OBJECTIVE:
Track down each line that has the word "remaining" and copy it.

Data records
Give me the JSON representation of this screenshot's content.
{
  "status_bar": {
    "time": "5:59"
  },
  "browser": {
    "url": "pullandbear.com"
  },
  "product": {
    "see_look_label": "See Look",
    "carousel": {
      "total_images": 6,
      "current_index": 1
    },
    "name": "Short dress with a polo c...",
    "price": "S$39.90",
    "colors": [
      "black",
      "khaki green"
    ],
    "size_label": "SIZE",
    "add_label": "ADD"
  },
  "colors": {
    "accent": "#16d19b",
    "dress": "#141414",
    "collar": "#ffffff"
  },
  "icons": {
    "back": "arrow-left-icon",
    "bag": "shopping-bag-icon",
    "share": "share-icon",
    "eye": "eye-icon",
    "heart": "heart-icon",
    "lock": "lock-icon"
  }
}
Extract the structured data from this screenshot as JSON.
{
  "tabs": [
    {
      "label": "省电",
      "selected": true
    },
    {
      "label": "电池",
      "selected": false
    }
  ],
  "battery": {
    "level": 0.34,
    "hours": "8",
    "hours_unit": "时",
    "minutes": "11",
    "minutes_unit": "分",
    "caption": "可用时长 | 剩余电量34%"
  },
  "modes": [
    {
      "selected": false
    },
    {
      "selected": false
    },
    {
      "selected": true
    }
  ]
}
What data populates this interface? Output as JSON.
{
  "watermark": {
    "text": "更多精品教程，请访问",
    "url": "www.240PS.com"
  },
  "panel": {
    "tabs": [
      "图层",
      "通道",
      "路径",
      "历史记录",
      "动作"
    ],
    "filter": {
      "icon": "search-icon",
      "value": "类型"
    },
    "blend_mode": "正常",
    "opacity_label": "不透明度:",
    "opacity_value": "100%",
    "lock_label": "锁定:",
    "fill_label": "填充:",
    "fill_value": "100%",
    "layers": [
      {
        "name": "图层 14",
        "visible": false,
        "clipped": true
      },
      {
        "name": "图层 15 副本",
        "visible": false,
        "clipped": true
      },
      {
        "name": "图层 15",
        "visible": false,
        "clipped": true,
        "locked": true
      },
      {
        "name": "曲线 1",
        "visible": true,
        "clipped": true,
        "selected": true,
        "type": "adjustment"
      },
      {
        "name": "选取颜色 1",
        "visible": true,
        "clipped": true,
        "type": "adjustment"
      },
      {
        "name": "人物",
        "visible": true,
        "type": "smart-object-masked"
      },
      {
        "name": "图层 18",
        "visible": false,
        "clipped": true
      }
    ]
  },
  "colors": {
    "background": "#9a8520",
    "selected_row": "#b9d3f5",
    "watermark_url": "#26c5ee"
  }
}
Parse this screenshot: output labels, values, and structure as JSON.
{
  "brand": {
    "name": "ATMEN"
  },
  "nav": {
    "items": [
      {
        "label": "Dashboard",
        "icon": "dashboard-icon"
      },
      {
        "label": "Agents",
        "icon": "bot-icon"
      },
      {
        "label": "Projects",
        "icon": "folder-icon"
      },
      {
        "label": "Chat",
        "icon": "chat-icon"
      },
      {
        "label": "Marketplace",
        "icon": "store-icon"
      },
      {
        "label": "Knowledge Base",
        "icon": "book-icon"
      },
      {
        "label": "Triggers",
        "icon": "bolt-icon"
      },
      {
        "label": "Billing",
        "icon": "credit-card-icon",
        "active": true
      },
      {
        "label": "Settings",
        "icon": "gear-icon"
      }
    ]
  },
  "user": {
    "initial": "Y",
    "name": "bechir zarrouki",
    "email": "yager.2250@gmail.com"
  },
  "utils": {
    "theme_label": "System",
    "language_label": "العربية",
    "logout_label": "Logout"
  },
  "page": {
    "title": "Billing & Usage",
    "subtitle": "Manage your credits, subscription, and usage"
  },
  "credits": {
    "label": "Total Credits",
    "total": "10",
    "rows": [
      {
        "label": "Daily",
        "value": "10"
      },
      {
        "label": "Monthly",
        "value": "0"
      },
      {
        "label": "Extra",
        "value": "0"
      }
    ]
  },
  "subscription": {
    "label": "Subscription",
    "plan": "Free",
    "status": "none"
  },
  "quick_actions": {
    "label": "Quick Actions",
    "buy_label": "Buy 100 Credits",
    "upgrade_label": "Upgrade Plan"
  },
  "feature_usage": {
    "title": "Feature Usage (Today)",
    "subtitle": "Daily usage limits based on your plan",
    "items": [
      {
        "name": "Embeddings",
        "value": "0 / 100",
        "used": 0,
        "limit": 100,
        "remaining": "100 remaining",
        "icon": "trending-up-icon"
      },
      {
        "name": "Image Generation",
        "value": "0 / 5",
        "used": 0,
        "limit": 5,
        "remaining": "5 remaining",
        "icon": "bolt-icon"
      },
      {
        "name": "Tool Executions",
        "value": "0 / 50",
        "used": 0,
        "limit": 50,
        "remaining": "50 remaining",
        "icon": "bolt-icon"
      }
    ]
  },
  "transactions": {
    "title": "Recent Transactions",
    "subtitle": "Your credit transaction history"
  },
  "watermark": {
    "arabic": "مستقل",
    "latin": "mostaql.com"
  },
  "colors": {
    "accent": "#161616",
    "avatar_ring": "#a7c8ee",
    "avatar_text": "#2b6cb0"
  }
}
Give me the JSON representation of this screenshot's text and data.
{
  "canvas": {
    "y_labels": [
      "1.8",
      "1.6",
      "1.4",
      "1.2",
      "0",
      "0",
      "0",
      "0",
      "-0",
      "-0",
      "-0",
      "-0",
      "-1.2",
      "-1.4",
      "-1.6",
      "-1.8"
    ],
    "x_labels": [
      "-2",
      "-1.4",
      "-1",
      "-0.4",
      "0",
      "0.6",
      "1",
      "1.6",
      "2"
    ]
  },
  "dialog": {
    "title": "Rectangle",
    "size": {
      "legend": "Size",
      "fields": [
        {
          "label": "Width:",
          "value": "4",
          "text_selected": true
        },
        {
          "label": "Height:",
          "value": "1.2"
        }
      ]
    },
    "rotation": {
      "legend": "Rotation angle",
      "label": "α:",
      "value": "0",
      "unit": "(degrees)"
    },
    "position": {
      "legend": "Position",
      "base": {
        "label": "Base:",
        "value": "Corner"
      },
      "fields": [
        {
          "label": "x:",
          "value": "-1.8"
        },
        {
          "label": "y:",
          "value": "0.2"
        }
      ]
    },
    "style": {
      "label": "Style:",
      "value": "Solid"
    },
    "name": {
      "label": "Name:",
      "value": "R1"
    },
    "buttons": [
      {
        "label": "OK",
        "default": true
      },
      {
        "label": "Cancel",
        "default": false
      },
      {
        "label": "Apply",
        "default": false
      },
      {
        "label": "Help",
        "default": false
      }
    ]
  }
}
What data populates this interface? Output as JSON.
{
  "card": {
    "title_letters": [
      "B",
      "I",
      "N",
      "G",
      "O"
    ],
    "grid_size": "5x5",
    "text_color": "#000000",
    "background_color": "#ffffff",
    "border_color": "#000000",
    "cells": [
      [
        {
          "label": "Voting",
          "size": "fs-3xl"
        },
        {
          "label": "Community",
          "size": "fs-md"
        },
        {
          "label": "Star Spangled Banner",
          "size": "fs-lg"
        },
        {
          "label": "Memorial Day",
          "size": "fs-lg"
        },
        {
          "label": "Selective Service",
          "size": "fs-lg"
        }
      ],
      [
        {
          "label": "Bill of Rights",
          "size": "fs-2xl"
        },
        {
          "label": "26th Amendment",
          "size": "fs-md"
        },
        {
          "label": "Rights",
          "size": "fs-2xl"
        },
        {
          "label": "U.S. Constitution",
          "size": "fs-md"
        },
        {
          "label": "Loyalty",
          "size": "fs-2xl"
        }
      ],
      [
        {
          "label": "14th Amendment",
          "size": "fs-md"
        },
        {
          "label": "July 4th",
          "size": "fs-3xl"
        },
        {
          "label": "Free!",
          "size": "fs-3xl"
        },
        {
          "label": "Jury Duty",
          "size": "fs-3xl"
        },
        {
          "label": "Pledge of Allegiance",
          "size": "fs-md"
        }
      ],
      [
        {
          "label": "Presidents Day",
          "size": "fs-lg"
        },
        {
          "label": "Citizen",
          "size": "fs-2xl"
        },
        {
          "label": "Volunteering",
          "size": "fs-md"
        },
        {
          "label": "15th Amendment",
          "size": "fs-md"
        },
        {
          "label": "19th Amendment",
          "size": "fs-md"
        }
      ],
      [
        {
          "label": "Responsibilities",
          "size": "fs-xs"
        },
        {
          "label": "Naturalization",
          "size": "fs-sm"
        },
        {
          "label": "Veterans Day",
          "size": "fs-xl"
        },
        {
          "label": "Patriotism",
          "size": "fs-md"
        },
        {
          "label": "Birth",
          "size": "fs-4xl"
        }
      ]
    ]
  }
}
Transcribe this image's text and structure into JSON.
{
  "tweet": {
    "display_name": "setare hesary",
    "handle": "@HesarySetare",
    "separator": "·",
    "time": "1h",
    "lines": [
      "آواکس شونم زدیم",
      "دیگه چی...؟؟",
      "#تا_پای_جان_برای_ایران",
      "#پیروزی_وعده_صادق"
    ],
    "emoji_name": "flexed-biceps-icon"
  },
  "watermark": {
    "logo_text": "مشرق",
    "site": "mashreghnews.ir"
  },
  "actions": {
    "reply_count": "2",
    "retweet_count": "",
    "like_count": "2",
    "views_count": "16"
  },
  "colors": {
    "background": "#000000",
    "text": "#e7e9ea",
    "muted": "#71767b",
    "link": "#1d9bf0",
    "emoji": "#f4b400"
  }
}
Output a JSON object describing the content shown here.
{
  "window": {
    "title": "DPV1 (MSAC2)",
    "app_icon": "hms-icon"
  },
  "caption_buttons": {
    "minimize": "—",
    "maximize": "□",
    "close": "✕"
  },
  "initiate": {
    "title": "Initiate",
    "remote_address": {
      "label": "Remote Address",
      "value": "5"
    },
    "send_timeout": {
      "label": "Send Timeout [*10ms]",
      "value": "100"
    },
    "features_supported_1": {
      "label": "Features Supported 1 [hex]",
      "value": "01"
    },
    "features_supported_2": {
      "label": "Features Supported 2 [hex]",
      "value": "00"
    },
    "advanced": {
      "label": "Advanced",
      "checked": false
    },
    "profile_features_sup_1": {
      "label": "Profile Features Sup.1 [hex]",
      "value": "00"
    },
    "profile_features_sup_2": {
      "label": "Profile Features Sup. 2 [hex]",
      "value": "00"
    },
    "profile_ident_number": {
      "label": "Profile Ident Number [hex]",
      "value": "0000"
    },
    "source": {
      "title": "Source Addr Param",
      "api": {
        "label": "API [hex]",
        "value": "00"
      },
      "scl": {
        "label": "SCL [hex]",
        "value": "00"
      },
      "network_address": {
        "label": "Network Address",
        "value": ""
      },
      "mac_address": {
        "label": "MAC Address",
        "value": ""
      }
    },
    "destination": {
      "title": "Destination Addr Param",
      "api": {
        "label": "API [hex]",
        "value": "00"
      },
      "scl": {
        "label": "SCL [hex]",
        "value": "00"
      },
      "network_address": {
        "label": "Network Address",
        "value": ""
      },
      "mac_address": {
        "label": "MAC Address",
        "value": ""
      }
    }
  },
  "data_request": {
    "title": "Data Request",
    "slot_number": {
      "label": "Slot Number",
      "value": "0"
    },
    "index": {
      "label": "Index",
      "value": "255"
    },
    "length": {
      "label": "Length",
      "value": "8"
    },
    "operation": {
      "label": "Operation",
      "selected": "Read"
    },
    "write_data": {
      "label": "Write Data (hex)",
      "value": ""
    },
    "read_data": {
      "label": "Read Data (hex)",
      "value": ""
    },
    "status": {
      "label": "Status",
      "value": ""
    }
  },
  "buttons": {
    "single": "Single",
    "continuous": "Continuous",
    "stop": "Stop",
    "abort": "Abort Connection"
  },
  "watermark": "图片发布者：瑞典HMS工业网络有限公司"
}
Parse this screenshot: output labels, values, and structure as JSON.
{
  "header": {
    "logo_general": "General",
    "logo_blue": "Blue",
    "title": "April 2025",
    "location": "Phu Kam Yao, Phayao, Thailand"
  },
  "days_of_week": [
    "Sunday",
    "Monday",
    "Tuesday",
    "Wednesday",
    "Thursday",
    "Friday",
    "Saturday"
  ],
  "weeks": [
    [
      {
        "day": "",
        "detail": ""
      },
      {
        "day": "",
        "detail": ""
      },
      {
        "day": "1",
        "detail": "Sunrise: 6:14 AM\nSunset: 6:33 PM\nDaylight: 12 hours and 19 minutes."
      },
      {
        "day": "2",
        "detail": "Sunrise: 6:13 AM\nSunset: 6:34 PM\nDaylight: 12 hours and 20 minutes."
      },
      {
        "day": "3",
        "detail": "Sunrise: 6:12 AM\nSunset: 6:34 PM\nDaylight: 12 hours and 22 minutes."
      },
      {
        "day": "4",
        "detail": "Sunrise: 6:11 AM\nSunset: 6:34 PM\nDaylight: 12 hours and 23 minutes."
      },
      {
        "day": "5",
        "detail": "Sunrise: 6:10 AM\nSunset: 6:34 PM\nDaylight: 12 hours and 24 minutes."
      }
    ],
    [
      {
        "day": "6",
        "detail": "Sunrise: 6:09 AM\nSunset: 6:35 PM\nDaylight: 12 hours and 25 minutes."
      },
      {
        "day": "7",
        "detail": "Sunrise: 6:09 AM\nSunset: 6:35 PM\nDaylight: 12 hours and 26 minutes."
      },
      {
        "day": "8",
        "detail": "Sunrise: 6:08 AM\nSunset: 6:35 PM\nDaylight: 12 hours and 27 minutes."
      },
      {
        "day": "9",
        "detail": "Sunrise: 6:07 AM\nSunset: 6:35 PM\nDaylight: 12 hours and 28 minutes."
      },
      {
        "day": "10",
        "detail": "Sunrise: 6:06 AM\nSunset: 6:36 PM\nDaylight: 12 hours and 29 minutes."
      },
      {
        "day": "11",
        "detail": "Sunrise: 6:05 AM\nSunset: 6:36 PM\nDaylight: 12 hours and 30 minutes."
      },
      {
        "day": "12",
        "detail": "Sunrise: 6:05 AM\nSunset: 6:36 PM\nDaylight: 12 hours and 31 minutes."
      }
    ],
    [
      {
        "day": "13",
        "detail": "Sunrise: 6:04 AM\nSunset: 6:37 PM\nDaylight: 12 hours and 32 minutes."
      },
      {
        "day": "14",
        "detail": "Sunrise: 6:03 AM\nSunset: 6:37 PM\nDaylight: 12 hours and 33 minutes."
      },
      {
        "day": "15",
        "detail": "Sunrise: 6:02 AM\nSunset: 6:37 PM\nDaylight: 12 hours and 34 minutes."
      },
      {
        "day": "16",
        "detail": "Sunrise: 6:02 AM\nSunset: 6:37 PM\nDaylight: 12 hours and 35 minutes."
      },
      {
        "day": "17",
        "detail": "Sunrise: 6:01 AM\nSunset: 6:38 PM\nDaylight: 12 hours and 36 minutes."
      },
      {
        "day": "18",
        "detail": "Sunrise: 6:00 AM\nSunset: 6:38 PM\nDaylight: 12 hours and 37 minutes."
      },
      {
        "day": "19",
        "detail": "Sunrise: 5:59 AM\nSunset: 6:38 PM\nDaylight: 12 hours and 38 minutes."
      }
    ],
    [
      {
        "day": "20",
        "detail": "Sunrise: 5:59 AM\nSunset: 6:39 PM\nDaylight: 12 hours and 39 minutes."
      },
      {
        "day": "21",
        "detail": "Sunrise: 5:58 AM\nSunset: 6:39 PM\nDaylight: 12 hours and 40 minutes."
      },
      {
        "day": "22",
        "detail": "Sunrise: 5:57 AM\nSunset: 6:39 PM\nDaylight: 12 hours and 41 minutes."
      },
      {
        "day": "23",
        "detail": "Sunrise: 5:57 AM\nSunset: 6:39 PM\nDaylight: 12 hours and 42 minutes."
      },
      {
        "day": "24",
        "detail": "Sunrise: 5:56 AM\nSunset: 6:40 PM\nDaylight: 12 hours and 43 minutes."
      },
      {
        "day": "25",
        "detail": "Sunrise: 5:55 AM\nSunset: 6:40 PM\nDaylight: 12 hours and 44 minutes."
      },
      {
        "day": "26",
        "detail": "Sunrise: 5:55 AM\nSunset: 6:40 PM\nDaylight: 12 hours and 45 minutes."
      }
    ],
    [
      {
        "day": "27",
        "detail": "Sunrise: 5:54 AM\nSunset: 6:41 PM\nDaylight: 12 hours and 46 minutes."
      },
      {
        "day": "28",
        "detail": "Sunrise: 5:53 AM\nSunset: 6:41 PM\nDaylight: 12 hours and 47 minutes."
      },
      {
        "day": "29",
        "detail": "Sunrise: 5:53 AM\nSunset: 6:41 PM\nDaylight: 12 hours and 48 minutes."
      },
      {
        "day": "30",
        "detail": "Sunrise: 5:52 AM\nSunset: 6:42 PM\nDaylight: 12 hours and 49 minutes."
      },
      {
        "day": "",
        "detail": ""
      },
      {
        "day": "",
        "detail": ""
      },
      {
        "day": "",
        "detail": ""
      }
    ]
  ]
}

WRITTEN SOLUTION:
        "remaining": "100 remaining",
        "remaining": "5 remaining",
        "remaining": "50 remaining",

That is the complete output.